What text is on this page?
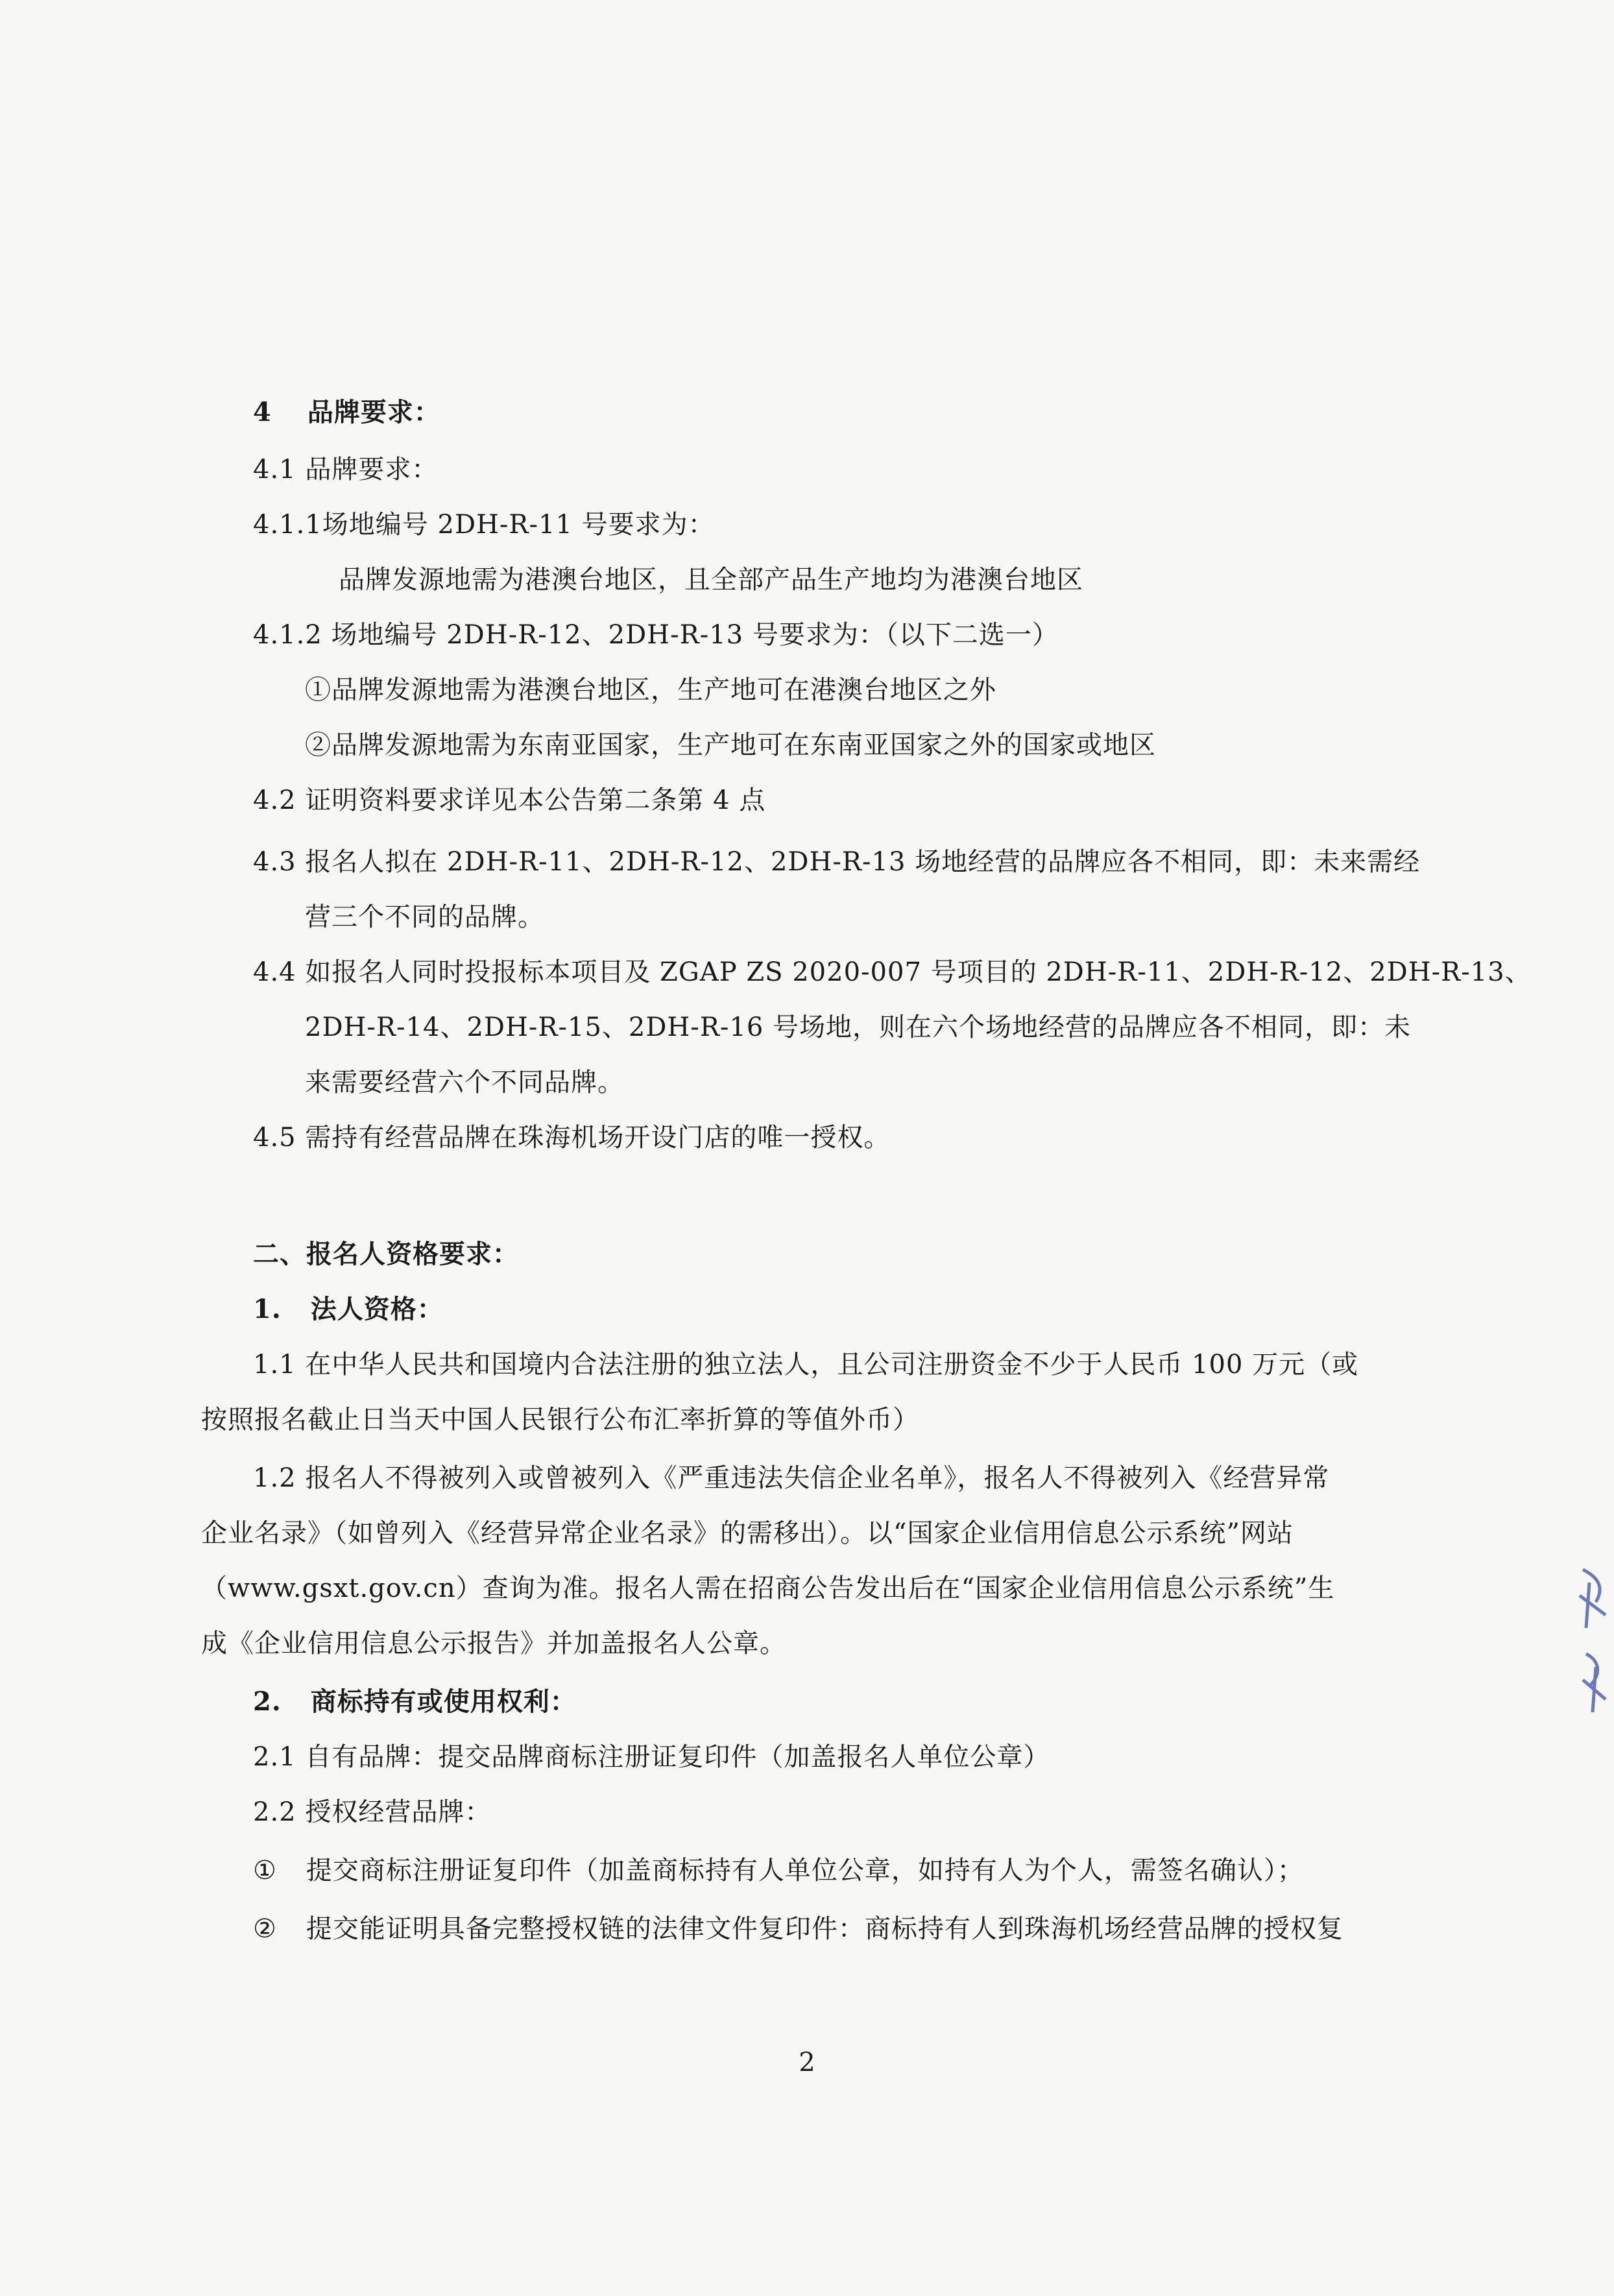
4 品牌要求：
4.1 品牌要求：
4.1.1场地编号 2DH-R-11 号要求为：
品牌发源地需为港澳台地区，且全部产品生产地均为港澳台地区
4.1.2 场地编号 2DH-R-12、2DH-R-13 号要求为：（以下二选一）
①品牌发源地需为港澳台地区，生产地可在港澳台地区之外
②品牌发源地需为东南亚国家，生产地可在东南亚国家之外的国家或地区
4.2 证明资料要求详见本公告第二条第 4 点
4.3 报名人拟在 2DH-R-11、2DH-R-12、2DH-R-13 场地经营的品牌应各不相同，即：未来需经
营三个不同的品牌。
4.4 如报名人同时投报标本项目及 ZGAP ZS 2020-007 号项目的 2DH-R-11、2DH-R-12、2DH-R-13、
2DH-R-14、2DH-R-15、2DH-R-16 号场地，则在六个场地经营的品牌应各不相同，即：未
来需要经营六个不同品牌。
4.5 需持有经营品牌在珠海机场开设门店的唯一授权。
二、报名人资格要求：
1. 法人资格：
1.1 在中华人民共和国境内合法注册的独立法人，且公司注册资金不少于人民币 100 万元（或
按照报名截止日当天中国人民银行公布汇率折算的等值外币）
1.2 报名人不得被列入或曾被列入《严重违法失信企业名单》，报名人不得被列入《经营异常
企业名录》（如曾列入《经营异常企业名录》的需移出）。以“国家企业信用信息公示系统”网站
（www.gsxt.gov.cn）查询为准。报名人需在招商公告发出后在“国家企业信用信息公示系统”生
成《企业信用信息公示报告》并加盖报名人公章。
2. 商标持有或使用权利：
2.1 自有品牌：提交品牌商标注册证复印件（加盖报名人单位公章）
2.2 授权经营品牌：
① 提交商标注册证复印件（加盖商标持有人单位公章，如持有人为个人，需签名确认）；
② 提交能证明具备完整授权链的法律文件复印件：商标持有人到珠海机场经营品牌的授权复
2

EXERCISE PROMPT –
Leave out the pictures and give the listing above again exactly.

EXERCISE RESULT –
What text is on this page?
4 品牌要求：
4.1 品牌要求：
4.1.1场地编号 2DH-R-11 号要求为：
品牌发源地需为港澳台地区，且全部产品生产地均为港澳台地区
4.1.2 场地编号 2DH-R-12、2DH-R-13 号要求为：（以下二选一）
①品牌发源地需为港澳台地区，生产地可在港澳台地区之外
②品牌发源地需为东南亚国家，生产地可在东南亚国家之外的国家或地区
4.2 证明资料要求详见本公告第二条第 4 点
4.3 报名人拟在 2DH-R-11、2DH-R-12、2DH-R-13 场地经营的品牌应各不相同，即：未来需经
营三个不同的品牌。
4.4 如报名人同时投报标本项目及 ZGAP ZS 2020-007 号项目的 2DH-R-11、2DH-R-12、2DH-R-13、
2DH-R-14、2DH-R-15、2DH-R-16 号场地，则在六个场地经营的品牌应各不相同，即：未
来需要经营六个不同品牌。
4.5 需持有经营品牌在珠海机场开设门店的唯一授权。
二、报名人资格要求：
1. 法人资格：
1.1 在中华人民共和国境内合法注册的独立法人，且公司注册资金不少于人民币 100 万元（或
按照报名截止日当天中国人民银行公布汇率折算的等值外币）
1.2 报名人不得被列入或曾被列入《严重违法失信企业名单》，报名人不得被列入《经营异常
企业名录》（如曾列入《经营异常企业名录》的需移出）。以“国家企业信用信息公示系统”网站
（www.gsxt.gov.cn）查询为准。报名人需在招商公告发出后在“国家企业信用信息公示系统”生
成《企业信用信息公示报告》并加盖报名人公章。
2. 商标持有或使用权利：
2.1 自有品牌：提交品牌商标注册证复印件（加盖报名人单位公章）
2.2 授权经营品牌：
① 提交商标注册证复印件（加盖商标持有人单位公章，如持有人为个人，需签名确认）；
② 提交能证明具备完整授权链的法律文件复印件：商标持有人到珠海机场经营品牌的授权复
2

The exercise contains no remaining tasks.